----- MATERIAL FOR THIS TASK -----
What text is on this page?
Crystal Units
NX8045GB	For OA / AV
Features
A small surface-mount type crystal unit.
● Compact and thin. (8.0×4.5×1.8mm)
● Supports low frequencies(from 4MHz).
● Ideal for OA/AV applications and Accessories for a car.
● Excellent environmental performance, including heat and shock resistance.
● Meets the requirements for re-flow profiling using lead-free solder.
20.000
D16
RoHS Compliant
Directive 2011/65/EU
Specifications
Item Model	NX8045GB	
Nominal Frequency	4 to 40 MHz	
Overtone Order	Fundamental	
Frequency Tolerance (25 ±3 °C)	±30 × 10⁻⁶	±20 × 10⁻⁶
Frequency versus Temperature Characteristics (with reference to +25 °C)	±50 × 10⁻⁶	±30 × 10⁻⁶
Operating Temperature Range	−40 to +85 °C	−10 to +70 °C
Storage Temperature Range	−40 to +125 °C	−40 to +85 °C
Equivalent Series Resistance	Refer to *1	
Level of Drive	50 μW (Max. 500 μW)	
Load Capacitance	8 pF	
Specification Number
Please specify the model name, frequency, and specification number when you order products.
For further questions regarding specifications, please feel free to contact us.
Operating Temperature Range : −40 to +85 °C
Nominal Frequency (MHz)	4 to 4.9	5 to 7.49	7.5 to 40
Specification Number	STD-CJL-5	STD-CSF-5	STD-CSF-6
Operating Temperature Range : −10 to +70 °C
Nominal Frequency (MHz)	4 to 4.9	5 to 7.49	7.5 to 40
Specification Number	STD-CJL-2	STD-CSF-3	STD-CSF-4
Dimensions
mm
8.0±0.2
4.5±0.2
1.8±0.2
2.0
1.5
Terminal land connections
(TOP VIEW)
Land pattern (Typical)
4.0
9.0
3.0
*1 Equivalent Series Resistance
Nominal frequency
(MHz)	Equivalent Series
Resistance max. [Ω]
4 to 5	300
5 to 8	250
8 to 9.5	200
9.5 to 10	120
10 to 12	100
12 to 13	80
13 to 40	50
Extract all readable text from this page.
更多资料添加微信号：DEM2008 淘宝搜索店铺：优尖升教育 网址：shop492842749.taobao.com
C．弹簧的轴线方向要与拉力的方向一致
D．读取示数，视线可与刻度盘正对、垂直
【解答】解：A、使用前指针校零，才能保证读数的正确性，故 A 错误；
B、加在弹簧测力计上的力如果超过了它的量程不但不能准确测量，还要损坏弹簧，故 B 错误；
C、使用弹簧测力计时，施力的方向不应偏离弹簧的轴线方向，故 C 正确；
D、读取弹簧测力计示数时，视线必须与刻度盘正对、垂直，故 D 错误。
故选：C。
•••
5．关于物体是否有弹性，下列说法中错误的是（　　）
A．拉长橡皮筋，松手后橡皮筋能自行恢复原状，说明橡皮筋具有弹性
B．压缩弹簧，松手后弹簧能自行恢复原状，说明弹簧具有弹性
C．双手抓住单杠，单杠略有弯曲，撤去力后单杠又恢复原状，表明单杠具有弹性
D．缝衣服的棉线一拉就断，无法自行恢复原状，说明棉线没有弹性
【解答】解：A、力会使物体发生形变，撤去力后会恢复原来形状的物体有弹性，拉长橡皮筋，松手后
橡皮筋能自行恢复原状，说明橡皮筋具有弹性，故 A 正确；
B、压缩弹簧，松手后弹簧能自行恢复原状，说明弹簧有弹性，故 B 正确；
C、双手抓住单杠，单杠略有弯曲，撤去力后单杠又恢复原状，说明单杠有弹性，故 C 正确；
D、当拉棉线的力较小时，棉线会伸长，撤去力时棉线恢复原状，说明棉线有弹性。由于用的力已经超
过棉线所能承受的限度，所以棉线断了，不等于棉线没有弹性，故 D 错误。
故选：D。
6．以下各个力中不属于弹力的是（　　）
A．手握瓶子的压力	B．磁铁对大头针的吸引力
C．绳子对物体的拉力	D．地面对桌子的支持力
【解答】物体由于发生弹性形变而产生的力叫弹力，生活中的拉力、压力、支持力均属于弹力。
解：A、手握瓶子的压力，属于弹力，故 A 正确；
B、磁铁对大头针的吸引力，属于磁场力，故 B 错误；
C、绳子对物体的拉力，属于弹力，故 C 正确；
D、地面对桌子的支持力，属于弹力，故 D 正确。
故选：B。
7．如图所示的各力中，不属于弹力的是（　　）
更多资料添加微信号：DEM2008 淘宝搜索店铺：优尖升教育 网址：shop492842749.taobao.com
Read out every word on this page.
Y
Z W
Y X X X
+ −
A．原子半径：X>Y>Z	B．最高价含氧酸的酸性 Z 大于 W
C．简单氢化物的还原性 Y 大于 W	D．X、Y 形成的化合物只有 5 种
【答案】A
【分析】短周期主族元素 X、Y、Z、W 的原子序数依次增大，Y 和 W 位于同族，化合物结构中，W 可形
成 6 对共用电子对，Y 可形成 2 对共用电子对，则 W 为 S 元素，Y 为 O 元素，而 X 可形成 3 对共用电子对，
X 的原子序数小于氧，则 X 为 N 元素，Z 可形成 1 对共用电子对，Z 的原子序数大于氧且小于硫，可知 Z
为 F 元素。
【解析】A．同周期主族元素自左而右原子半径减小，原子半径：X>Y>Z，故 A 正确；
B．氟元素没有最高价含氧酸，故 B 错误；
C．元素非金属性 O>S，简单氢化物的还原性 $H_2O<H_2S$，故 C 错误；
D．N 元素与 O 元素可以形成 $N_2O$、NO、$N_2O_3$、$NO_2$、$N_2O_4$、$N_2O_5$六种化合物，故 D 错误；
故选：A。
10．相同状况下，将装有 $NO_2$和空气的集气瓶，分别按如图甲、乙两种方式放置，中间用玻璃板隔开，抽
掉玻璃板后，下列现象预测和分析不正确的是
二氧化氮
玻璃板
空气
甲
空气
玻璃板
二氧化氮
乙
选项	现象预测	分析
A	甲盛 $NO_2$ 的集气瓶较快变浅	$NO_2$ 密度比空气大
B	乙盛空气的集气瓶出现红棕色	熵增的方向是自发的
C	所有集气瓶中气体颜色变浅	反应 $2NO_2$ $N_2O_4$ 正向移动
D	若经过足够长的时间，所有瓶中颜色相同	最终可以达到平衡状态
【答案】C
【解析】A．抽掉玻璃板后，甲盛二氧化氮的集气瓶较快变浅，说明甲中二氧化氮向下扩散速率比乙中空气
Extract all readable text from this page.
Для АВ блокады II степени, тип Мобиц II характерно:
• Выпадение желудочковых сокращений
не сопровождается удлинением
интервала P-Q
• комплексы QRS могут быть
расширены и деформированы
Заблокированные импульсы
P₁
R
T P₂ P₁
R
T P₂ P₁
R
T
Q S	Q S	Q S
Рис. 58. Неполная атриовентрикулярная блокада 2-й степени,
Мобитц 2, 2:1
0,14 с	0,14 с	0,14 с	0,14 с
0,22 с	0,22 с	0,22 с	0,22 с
-----
*PROBLEM TO SOLVE:* State the number of lines in this listing that contain the string "拉长橡皮筋", and add nothing else.

*ANSWER TO THIS PROBLEM:* 2